* YOUR OBJECTIVE *
Keep the wording of each record exactly the same when you repeat it, and leave out pictures.

* DATASET ROWS *
········
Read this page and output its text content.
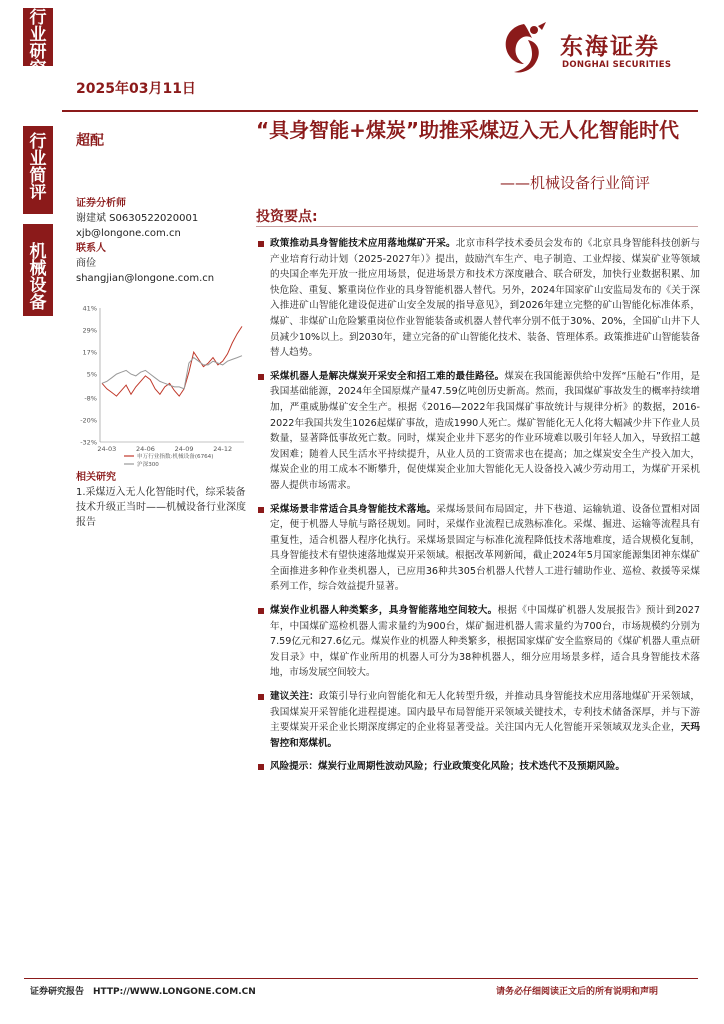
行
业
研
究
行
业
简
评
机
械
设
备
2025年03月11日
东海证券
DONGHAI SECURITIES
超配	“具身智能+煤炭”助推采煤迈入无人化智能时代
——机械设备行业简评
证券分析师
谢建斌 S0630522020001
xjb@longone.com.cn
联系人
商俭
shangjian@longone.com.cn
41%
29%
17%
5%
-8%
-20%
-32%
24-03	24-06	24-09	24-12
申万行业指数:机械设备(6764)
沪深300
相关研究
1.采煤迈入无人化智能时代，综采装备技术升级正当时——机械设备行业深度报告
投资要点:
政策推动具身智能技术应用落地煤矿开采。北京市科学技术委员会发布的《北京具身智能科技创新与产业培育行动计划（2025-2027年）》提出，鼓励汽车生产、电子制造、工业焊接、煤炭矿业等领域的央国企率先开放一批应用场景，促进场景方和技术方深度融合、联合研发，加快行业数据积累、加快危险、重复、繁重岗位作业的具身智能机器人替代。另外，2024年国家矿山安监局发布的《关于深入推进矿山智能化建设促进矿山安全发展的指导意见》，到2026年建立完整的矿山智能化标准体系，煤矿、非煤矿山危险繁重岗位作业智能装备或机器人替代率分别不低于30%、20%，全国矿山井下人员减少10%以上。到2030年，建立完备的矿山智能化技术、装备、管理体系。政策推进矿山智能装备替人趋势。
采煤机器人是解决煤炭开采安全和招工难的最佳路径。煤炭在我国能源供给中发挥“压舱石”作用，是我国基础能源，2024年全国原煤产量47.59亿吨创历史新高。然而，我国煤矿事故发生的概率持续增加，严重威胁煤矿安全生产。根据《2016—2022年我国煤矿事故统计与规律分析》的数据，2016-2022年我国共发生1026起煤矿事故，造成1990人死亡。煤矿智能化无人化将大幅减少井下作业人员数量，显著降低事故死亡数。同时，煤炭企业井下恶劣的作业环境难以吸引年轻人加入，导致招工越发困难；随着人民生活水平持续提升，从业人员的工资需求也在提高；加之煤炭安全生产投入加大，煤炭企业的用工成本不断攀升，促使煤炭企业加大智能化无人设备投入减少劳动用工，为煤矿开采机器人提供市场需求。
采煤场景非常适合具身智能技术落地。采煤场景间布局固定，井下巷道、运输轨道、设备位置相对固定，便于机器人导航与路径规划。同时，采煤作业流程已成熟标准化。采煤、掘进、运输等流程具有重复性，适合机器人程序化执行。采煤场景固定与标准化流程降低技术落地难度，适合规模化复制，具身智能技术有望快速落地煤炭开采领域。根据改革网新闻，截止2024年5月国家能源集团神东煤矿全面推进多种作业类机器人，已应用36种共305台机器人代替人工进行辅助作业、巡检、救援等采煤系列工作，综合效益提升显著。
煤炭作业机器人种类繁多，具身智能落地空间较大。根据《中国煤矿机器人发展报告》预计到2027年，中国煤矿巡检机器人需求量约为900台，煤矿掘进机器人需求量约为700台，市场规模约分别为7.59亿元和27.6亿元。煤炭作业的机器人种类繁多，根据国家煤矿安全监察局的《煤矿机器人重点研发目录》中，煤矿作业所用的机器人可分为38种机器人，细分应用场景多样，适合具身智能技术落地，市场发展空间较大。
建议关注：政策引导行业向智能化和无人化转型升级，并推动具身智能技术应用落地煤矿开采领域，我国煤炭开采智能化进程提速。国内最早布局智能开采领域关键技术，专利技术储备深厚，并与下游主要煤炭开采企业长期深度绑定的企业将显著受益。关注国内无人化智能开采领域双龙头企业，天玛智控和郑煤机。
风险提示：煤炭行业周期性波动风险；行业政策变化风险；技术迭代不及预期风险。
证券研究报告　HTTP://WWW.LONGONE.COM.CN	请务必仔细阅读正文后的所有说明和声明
········
* RESPONSE TO THIS TASK *
Read this page and output its text content.
行
业
研
究
行
业
简
评
机
械
设
备
2025年03月11日
东海证券
DONGHAI SECURITIES
超配	“具身智能+煤炭”助推采煤迈入无人化智能时代
——机械设备行业简评
证券分析师
谢建斌 S0630522020001
xjb@longone.com.cn
联系人
商俭
shangjian@longone.com.cn
41%
29%
17%
5%
-8%
-20%
-32%
24-03	24-06	24-09	24-12
申万行业指数:机械设备(6764)
沪深300
相关研究
1.采煤迈入无人化智能时代，综采装备技术升级正当时——机械设备行业深度报告
投资要点:
政策推动具身智能技术应用落地煤矿开采。北京市科学技术委员会发布的《北京具身智能科技创新与产业培育行动计划（2025-2027年）》提出，鼓励汽车生产、电子制造、工业焊接、煤炭矿业等领域的央国企率先开放一批应用场景，促进场景方和技术方深度融合、联合研发，加快行业数据积累、加快危险、重复、繁重岗位作业的具身智能机器人替代。另外，2024年国家矿山安监局发布的《关于深入推进矿山智能化建设促进矿山安全发展的指导意见》，到2026年建立完整的矿山智能化标准体系，煤矿、非煤矿山危险繁重岗位作业智能装备或机器人替代率分别不低于30%、20%，全国矿山井下人员减少10%以上。到2030年，建立完备的矿山智能化技术、装备、管理体系。政策推进矿山智能装备替人趋势。
采煤机器人是解决煤炭开采安全和招工难的最佳路径。煤炭在我国能源供给中发挥“压舱石”作用，是我国基础能源，2024年全国原煤产量47.59亿吨创历史新高。然而，我国煤矿事故发生的概率持续增加，严重威胁煤矿安全生产。根据《2016—2022年我国煤矿事故统计与规律分析》的数据，2016-2022年我国共发生1026起煤矿事故，造成1990人死亡。煤矿智能化无人化将大幅减少井下作业人员数量，显著降低事故死亡数。同时，煤炭企业井下恶劣的作业环境难以吸引年轻人加入，导致招工越发困难；随着人民生活水平持续提升，从业人员的工资需求也在提高；加之煤炭安全生产投入加大，煤炭企业的用工成本不断攀升，促使煤炭企业加大智能化无人设备投入减少劳动用工，为煤矿开采机器人提供市场需求。
采煤场景非常适合具身智能技术落地。采煤场景间布局固定，井下巷道、运输轨道、设备位置相对固定，便于机器人导航与路径规划。同时，采煤作业流程已成熟标准化。采煤、掘进、运输等流程具有重复性，适合机器人程序化执行。采煤场景固定与标准化流程降低技术落地难度，适合规模化复制，具身智能技术有望快速落地煤炭开采领域。根据改革网新闻，截止2024年5月国家能源集团神东煤矿全面推进多种作业类机器人，已应用36种共305台机器人代替人工进行辅助作业、巡检、救援等采煤系列工作，综合效益提升显著。
煤炭作业机器人种类繁多，具身智能落地空间较大。根据《中国煤矿机器人发展报告》预计到2027年，中国煤矿巡检机器人需求量约为900台，煤矿掘进机器人需求量约为700台，市场规模约分别为7.59亿元和27.6亿元。煤炭作业的机器人种类繁多，根据国家煤矿安全监察局的《煤矿机器人重点研发目录》中，煤矿作业所用的机器人可分为38种机器人，细分应用场景多样，适合具身智能技术落地，市场发展空间较大。
建议关注：政策引导行业向智能化和无人化转型升级，并推动具身智能技术应用落地煤矿开采领域，我国煤炭开采智能化进程提速。国内最早布局智能开采领域关键技术，专利技术储备深厚，并与下游主要煤炭开采企业长期深度绑定的企业将显著受益。关注国内无人化智能开采领域双龙头企业，天玛智控和郑煤机。
风险提示：煤炭行业周期性波动风险；行业政策变化风险；技术迭代不及预期风险。
证券研究报告　HTTP://WWW.LONGONE.COM.CN	请务必仔细阅读正文后的所有说明和声明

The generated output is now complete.